Reproduce the entire listing word for word.
>>
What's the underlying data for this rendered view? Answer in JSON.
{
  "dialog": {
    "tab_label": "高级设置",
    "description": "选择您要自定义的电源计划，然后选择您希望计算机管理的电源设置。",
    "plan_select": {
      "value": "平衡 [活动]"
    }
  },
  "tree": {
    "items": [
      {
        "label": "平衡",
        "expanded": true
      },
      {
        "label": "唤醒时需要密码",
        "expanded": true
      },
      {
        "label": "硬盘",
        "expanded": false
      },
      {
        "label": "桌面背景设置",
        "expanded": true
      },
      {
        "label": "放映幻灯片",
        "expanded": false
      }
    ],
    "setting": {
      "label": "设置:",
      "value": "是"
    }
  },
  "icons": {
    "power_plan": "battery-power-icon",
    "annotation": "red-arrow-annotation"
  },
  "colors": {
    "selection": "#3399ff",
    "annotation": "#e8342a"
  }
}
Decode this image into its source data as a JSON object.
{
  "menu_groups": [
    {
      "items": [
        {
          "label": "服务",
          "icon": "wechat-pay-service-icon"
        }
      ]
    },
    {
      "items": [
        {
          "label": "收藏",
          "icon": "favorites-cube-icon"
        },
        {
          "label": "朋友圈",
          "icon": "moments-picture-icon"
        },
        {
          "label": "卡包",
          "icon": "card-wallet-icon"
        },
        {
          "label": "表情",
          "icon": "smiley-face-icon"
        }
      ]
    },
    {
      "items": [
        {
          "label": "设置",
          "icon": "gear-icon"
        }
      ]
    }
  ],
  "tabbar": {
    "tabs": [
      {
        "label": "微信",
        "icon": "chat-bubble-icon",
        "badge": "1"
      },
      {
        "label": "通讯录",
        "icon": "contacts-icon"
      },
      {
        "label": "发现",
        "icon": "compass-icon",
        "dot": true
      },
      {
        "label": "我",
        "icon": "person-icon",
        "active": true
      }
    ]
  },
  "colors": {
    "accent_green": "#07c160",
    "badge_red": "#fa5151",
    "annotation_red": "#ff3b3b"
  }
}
<<
→ Exercise solution:
What's the underlying data for this rendered view? Answer in JSON.
{
  "dialog": {
    "tab_label": "高级设置",
    "description": "选择您要自定义的电源计划，然后选择您希望计算机管理的电源设置。",
    "plan_select": {
      "value": "平衡 [活动]"
    }
  },
  "tree": {
    "items": [
      {
        "label": "平衡",
        "expanded": true
      },
      {
        "label": "唤醒时需要密码",
        "expanded": true
      },
      {
        "label": "硬盘",
        "expanded": false
      },
      {
        "label": "桌面背景设置",
        "expanded": true
      },
      {
        "label": "放映幻灯片",
        "expanded": false
      }
    ],
    "setting": {
      "label": "设置:",
      "value": "是"
    }
  },
  "icons": {
    "power_plan": "battery-power-icon",
    "annotation": "red-arrow-annotation"
  },
  "colors": {
    "selection": "#3399ff",
    "annotation": "#e8342a"
  }
}
Decode this image into its source data as a JSON object.
{
  "menu_groups": [
    {
      "items": [
        {
          "label": "服务",
          "icon": "wechat-pay-service-icon"
        }
      ]
    },
    {
      "items": [
        {
          "label": "收藏",
          "icon": "favorites-cube-icon"
        },
        {
          "label": "朋友圈",
          "icon": "moments-picture-icon"
        },
        {
          "label": "卡包",
          "icon": "card-wallet-icon"
        },
        {
          "label": "表情",
          "icon": "smiley-face-icon"
        }
      ]
    },
    {
      "items": [
        {
          "label": "设置",
          "icon": "gear-icon"
        }
      ]
    }
  ],
  "tabbar": {
    "tabs": [
      {
        "label": "微信",
        "icon": "chat-bubble-icon",
        "badge": "1"
      },
      {
        "label": "通讯录",
        "icon": "contacts-icon"
      },
      {
        "label": "发现",
        "icon": "compass-icon",
        "dot": true
      },
      {
        "label": "我",
        "icon": "person-icon",
        "active": true
      }
    ]
  },
  "colors": {
    "accent_green": "#07c160",
    "badge_red": "#fa5151",
    "annotation_red": "#ff3b3b"
  }
}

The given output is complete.